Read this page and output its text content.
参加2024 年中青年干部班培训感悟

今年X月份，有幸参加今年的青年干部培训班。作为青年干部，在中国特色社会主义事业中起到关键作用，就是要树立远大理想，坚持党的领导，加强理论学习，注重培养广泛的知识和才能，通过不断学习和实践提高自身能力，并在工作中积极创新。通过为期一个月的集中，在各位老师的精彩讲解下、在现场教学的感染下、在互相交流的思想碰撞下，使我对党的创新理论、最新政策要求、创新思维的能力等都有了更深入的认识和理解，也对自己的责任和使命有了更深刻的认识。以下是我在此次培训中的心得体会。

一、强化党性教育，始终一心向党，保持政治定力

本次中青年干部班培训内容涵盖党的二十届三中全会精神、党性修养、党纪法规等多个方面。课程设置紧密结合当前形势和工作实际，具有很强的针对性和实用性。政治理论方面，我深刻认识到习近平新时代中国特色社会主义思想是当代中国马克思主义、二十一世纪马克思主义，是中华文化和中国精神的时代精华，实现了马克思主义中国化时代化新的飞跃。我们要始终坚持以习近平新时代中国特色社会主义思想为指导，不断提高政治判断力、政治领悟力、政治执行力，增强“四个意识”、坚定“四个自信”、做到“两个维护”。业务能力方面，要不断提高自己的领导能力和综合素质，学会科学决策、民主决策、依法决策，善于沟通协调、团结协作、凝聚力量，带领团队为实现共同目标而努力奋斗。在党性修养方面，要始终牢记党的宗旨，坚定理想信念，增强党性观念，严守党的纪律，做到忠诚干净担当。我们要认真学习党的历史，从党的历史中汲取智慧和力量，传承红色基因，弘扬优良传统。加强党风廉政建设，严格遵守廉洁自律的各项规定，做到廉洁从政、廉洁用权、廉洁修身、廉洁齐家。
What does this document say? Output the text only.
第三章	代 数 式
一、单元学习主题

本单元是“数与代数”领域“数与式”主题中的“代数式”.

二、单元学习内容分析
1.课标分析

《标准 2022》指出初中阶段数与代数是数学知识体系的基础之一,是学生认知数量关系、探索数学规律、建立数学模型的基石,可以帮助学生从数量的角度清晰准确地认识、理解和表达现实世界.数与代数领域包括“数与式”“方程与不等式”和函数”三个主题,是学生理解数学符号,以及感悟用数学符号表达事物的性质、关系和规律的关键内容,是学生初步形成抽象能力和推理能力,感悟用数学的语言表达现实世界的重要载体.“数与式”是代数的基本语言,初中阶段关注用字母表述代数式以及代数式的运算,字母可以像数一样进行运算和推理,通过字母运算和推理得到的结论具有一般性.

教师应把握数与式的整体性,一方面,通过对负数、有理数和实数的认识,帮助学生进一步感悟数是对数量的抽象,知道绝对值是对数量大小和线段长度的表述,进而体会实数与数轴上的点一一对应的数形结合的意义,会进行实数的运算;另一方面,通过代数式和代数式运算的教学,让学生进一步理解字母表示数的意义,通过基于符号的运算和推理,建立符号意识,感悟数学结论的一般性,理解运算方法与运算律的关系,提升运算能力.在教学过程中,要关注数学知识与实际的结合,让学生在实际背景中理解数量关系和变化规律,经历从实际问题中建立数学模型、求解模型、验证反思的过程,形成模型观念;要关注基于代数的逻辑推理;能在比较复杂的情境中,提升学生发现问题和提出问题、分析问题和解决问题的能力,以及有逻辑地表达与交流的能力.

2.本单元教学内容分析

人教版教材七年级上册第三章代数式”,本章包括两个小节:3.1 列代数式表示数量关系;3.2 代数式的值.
━━━
* [WHAT IS ASKED]: Repeat all of the records above exactly as written.

* [SOLUTION TO THIS TASK]:
Read this page and output its text content.
参加2024 年中青年干部班培训感悟

今年X月份，有幸参加今年的青年干部培训班。作为青年干部，在中国特色社会主义事业中起到关键作用，就是要树立远大理想，坚持党的领导，加强理论学习，注重培养广泛的知识和才能，通过不断学习和实践提高自身能力，并在工作中积极创新。通过为期一个月的集中，在各位老师的精彩讲解下、在现场教学的感染下、在互相交流的思想碰撞下，使我对党的创新理论、最新政策要求、创新思维的能力等都有了更深入的认识和理解，也对自己的责任和使命有了更深刻的认识。以下是我在此次培训中的心得体会。

一、强化党性教育，始终一心向党，保持政治定力

本次中青年干部班培训内容涵盖党的二十届三中全会精神、党性修养、党纪法规等多个方面。课程设置紧密结合当前形势和工作实际，具有很强的针对性和实用性。政治理论方面，我深刻认识到习近平新时代中国特色社会主义思想是当代中国马克思主义、二十一世纪马克思主义，是中华文化和中国精神的时代精华，实现了马克思主义中国化时代化新的飞跃。我们要始终坚持以习近平新时代中国特色社会主义思想为指导，不断提高政治判断力、政治领悟力、政治执行力，增强“四个意识”、坚定“四个自信”、做到“两个维护”。业务能力方面，要不断提高自己的领导能力和综合素质，学会科学决策、民主决策、依法决策，善于沟通协调、团结协作、凝聚力量，带领团队为实现共同目标而努力奋斗。在党性修养方面，要始终牢记党的宗旨，坚定理想信念，增强党性观念，严守党的纪律，做到忠诚干净担当。我们要认真学习党的历史，从党的历史中汲取智慧和力量，传承红色基因，弘扬优良传统。加强党风廉政建设，严格遵守廉洁自律的各项规定，做到廉洁从政、廉洁用权、廉洁修身、廉洁齐家。
What does this document say? Output the text only.
第三章	代 数 式
一、单元学习主题

本单元是“数与代数”领域“数与式”主题中的“代数式”.

二、单元学习内容分析
1.课标分析

《标准 2022》指出初中阶段数与代数是数学知识体系的基础之一,是学生认知数量关系、探索数学规律、建立数学模型的基石,可以帮助学生从数量的角度清晰准确地认识、理解和表达现实世界.数与代数领域包括“数与式”“方程与不等式”和函数”三个主题,是学生理解数学符号,以及感悟用数学符号表达事物的性质、关系和规律的关键内容,是学生初步形成抽象能力和推理能力,感悟用数学的语言表达现实世界的重要载体.“数与式”是代数的基本语言,初中阶段关注用字母表述代数式以及代数式的运算,字母可以像数一样进行运算和推理,通过字母运算和推理得到的结论具有一般性.

教师应把握数与式的整体性,一方面,通过对负数、有理数和实数的认识,帮助学生进一步感悟数是对数量的抽象,知道绝对值是对数量大小和线段长度的表述,进而体会实数与数轴上的点一一对应的数形结合的意义,会进行实数的运算;另一方面,通过代数式和代数式运算的教学,让学生进一步理解字母表示数的意义,通过基于符号的运算和推理,建立符号意识,感悟数学结论的一般性,理解运算方法与运算律的关系,提升运算能力.在教学过程中,要关注数学知识与实际的结合,让学生在实际背景中理解数量关系和变化规律,经历从实际问题中建立数学模型、求解模型、验证反思的过程,形成模型观念;要关注基于代数的逻辑推理;能在比较复杂的情境中,提升学生发现问题和提出问题、分析问题和解决问题的能力,以及有逻辑地表达与交流的能力.

2.本单元教学内容分析

人教版教材七年级上册第三章代数式”,本章包括两个小节:3.1 列代数式表示数量关系;3.2 代数式的值.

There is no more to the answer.